-- Required work --
Restate each of the lines given below, word for word.

-- Data for this task --
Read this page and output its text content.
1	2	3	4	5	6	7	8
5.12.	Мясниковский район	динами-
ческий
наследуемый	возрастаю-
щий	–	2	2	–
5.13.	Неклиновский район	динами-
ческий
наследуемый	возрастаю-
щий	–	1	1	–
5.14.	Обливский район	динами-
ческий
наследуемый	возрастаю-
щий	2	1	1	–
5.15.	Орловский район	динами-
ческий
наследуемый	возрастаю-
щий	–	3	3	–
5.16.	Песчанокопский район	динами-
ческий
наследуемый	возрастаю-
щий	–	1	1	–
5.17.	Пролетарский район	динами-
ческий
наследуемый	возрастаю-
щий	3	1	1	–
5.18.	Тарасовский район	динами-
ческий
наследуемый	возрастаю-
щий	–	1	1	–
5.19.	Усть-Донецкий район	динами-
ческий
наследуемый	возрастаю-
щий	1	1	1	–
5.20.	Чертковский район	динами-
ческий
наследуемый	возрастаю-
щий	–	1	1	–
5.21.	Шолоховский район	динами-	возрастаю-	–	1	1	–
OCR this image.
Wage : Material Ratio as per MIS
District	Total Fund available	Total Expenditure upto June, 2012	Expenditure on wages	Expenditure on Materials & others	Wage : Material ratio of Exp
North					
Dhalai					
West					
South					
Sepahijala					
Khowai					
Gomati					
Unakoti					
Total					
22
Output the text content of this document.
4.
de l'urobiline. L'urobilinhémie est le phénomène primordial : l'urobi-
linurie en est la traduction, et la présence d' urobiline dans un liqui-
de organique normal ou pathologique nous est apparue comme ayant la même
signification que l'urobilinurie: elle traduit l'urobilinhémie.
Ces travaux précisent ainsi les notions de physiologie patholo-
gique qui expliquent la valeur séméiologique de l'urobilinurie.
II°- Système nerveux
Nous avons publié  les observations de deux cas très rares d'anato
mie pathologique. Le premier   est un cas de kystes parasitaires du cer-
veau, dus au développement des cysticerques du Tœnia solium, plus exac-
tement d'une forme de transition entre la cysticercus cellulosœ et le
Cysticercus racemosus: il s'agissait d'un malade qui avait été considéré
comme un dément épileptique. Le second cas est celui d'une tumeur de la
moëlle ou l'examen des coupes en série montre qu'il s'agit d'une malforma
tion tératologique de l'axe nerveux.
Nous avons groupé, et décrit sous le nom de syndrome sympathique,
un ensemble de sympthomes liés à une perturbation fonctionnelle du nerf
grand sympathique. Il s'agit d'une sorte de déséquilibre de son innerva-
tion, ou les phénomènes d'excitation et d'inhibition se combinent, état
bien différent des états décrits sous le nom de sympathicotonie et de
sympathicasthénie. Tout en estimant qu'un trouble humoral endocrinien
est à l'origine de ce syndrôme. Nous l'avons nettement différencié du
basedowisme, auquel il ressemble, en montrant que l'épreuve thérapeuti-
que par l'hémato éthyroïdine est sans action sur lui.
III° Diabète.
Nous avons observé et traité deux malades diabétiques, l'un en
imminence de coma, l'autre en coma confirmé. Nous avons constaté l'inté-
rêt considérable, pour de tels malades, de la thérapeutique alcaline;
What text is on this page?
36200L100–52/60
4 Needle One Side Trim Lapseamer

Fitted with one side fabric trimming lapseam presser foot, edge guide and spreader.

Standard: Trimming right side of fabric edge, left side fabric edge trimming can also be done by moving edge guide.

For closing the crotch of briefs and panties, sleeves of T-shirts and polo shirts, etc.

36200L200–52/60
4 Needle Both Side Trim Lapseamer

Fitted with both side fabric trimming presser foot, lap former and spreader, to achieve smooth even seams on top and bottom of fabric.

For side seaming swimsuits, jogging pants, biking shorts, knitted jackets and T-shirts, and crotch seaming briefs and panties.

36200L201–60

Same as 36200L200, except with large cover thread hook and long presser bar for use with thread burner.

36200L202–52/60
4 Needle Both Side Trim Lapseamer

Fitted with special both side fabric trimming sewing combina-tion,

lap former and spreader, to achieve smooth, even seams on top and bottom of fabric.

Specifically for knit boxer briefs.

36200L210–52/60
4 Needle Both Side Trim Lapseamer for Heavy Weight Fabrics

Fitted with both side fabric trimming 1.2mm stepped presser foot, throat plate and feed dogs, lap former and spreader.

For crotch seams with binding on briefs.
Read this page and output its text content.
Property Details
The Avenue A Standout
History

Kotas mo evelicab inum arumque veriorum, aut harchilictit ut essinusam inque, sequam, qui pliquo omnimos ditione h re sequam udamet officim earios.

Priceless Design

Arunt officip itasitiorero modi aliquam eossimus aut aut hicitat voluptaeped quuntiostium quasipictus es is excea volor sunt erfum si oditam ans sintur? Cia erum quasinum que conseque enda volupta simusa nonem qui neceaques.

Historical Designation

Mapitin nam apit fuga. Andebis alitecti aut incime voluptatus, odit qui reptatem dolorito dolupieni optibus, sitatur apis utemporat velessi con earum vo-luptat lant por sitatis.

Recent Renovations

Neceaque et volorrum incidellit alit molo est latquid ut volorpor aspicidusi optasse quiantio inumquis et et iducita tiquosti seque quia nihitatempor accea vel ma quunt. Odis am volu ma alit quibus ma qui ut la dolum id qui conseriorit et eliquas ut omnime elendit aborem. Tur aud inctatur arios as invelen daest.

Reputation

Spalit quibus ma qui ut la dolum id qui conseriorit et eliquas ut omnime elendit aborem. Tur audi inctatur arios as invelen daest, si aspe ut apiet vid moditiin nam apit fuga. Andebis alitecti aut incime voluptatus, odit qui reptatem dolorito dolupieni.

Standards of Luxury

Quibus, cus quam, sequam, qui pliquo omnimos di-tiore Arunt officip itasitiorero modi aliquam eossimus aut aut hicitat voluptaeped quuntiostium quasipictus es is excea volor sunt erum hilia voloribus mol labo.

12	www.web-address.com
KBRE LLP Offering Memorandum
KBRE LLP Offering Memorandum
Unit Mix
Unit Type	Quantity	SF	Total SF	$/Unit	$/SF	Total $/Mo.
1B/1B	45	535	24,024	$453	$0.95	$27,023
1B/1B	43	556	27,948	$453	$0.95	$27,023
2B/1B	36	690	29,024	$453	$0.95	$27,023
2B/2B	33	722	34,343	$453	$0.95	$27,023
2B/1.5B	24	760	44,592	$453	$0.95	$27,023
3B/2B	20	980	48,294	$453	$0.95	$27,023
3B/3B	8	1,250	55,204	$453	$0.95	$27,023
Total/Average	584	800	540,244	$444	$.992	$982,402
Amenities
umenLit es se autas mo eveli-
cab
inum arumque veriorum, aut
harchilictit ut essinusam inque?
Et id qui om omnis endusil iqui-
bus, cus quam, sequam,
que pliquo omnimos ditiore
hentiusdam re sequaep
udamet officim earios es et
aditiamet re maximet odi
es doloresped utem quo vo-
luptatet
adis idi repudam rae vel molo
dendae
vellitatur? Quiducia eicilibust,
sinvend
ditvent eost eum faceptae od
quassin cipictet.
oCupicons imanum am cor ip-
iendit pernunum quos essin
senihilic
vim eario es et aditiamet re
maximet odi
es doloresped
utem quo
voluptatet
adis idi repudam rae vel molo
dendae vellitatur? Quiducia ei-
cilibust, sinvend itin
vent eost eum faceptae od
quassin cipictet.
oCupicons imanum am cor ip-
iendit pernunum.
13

-- Response to this exercise --
Read this page and output its text content.
1	2	3	4	5	6	7	8
5.12.	Мясниковский район	динами-
ческий
наследуемый	возрастаю-
щий	–	2	2	–
5.13.	Неклиновский район	динами-
ческий
наследуемый	возрастаю-
щий	–	1	1	–
5.14.	Обливский район	динами-
ческий
наследуемый	возрастаю-
щий	2	1	1	–
5.15.	Орловский район	динами-
ческий
наследуемый	возрастаю-
щий	–	3	3	–
5.16.	Песчанокопский район	динами-
ческий
наследуемый	возрастаю-
щий	–	1	1	–
5.17.	Пролетарский район	динами-
ческий
наследуемый	возрастаю-
щий	3	1	1	–
5.18.	Тарасовский район	динами-
ческий
наследуемый	возрастаю-
щий	–	1	1	–
5.19.	Усть-Донецкий район	динами-
ческий
наследуемый	возрастаю-
щий	1	1	1	–
5.20.	Чертковский район	динами-
ческий
наследуемый	возрастаю-
щий	–	1	1	–
5.21.	Шолоховский район	динами-	возрастаю-	–	1	1	–
OCR this image.
Wage : Material Ratio as per MIS
District	Total Fund available	Total Expenditure upto June, 2012	Expenditure on wages	Expenditure on Materials & others	Wage : Material ratio of Exp
North					
Dhalai					
West					
South					
Sepahijala					
Khowai					
Gomati					
Unakoti					
Total					
22
Output the text content of this document.
4.
de l'urobiline. L'urobilinhémie est le phénomène primordial : l'urobi-
linurie en est la traduction, et la présence d' urobiline dans un liqui-
de organique normal ou pathologique nous est apparue comme ayant la même
signification que l'urobilinurie: elle traduit l'urobilinhémie.
Ces travaux précisent ainsi les notions de physiologie patholo-
gique qui expliquent la valeur séméiologique de l'urobilinurie.
II°- Système nerveux
Nous avons publié  les observations de deux cas très rares d'anato
mie pathologique. Le premier   est un cas de kystes parasitaires du cer-
veau, dus au développement des cysticerques du Tœnia solium, plus exac-
tement d'une forme de transition entre la cysticercus cellulosœ et le
Cysticercus racemosus: il s'agissait d'un malade qui avait été considéré
comme un dément épileptique. Le second cas est celui d'une tumeur de la
moëlle ou l'examen des coupes en série montre qu'il s'agit d'une malforma
tion tératologique de l'axe nerveux.
Nous avons groupé, et décrit sous le nom de syndrome sympathique,
un ensemble de sympthomes liés à une perturbation fonctionnelle du nerf
grand sympathique. Il s'agit d'une sorte de déséquilibre de son innerva-
tion, ou les phénomènes d'excitation et d'inhibition se combinent, état
bien différent des états décrits sous le nom de sympathicotonie et de
sympathicasthénie. Tout en estimant qu'un trouble humoral endocrinien
est à l'origine de ce syndrôme. Nous l'avons nettement différencié du
basedowisme, auquel il ressemble, en montrant que l'épreuve thérapeuti-
que par l'hémato éthyroïdine est sans action sur lui.
III° Diabète.
Nous avons observé et traité deux malades diabétiques, l'un en
imminence de coma, l'autre en coma confirmé. Nous avons constaté l'inté-
rêt considérable, pour de tels malades, de la thérapeutique alcaline;
What text is on this page?
36200L100–52/60
4 Needle One Side Trim Lapseamer

Fitted with one side fabric trimming lapseam presser foot, edge guide and spreader.

Standard: Trimming right side of fabric edge, left side fabric edge trimming can also be done by moving edge guide.

For closing the crotch of briefs and panties, sleeves of T-shirts and polo shirts, etc.

36200L200–52/60
4 Needle Both Side Trim Lapseamer

Fitted with both side fabric trimming presser foot, lap former and spreader, to achieve smooth even seams on top and bottom of fabric.

For side seaming swimsuits, jogging pants, biking shorts, knitted jackets and T-shirts, and crotch seaming briefs and panties.

36200L201–60

Same as 36200L200, except with large cover thread hook and long presser bar for use with thread burner.

36200L202–52/60
4 Needle Both Side Trim Lapseamer

Fitted with special both side fabric trimming sewing combina-tion,

lap former and spreader, to achieve smooth, even seams on top and bottom of fabric.

Specifically for knit boxer briefs.

36200L210–52/60
4 Needle Both Side Trim Lapseamer for Heavy Weight Fabrics

Fitted with both side fabric trimming 1.2mm stepped presser foot, throat plate and feed dogs, lap former and spreader.

For crotch seams with binding on briefs.
Read this page and output its text content.
Property Details
The Avenue A Standout
History

Kotas mo evelicab inum arumque veriorum, aut harchilictit ut essinusam inque, sequam, qui pliquo omnimos ditione h re sequam udamet officim earios.

Priceless Design

Arunt officip itasitiorero modi aliquam eossimus aut aut hicitat voluptaeped quuntiostium quasipictus es is excea volor sunt erfum si oditam ans sintur? Cia erum quasinum que conseque enda volupta simusa nonem qui neceaques.

Historical Designation

Mapitin nam apit fuga. Andebis alitecti aut incime voluptatus, odit qui reptatem dolorito dolupieni optibus, sitatur apis utemporat velessi con earum vo-luptat lant por sitatis.

Recent Renovations

Neceaque et volorrum incidellit alit molo est latquid ut volorpor aspicidusi optasse quiantio inumquis et et iducita tiquosti seque quia nihitatempor accea vel ma quunt. Odis am volu ma alit quibus ma qui ut la dolum id qui conseriorit et eliquas ut omnime elendit aborem. Tur aud inctatur arios as invelen daest.

Reputation

Spalit quibus ma qui ut la dolum id qui conseriorit et eliquas ut omnime elendit aborem. Tur audi inctatur arios as invelen daest, si aspe ut apiet vid moditiin nam apit fuga. Andebis alitecti aut incime voluptatus, odit qui reptatem dolorito dolupieni.

Standards of Luxury

Quibus, cus quam, sequam, qui pliquo omnimos di-tiore Arunt officip itasitiorero modi aliquam eossimus aut aut hicitat voluptaeped quuntiostium quasipictus es is excea volor sunt erum hilia voloribus mol labo.

12	www.web-address.com
KBRE LLP Offering Memorandum
KBRE LLP Offering Memorandum
Unit Mix
Unit Type	Quantity	SF	Total SF	$/Unit	$/SF	Total $/Mo.
1B/1B	45	535	24,024	$453	$0.95	$27,023
1B/1B	43	556	27,948	$453	$0.95	$27,023
2B/1B	36	690	29,024	$453	$0.95	$27,023
2B/2B	33	722	34,343	$453	$0.95	$27,023
2B/1.5B	24	760	44,592	$453	$0.95	$27,023
3B/2B	20	980	48,294	$453	$0.95	$27,023
3B/3B	8	1,250	55,204	$453	$0.95	$27,023
Total/Average	584	800	540,244	$444	$.992	$982,402
Amenities
umenLit es se autas mo eveli-
cab
inum arumque veriorum, aut
harchilictit ut essinusam inque?
Et id qui om omnis endusil iqui-
bus, cus quam, sequam,
que pliquo omnimos ditiore
hentiusdam re sequaep
udamet officim earios es et
aditiamet re maximet odi
es doloresped utem quo vo-
luptatet
adis idi repudam rae vel molo
dendae
vellitatur? Quiducia eicilibust,
sinvend
ditvent eost eum faceptae od
quassin cipictet.
oCupicons imanum am cor ip-
iendit pernunum quos essin
senihilic
vim eario es et aditiamet re
maximet odi
es doloresped
utem quo
voluptatet
adis idi repudam rae vel molo
dendae vellitatur? Quiducia ei-
cilibust, sinvend itin
vent eost eum faceptae od
quassin cipictet.
oCupicons imanum am cor ip-
iendit pernunum.
13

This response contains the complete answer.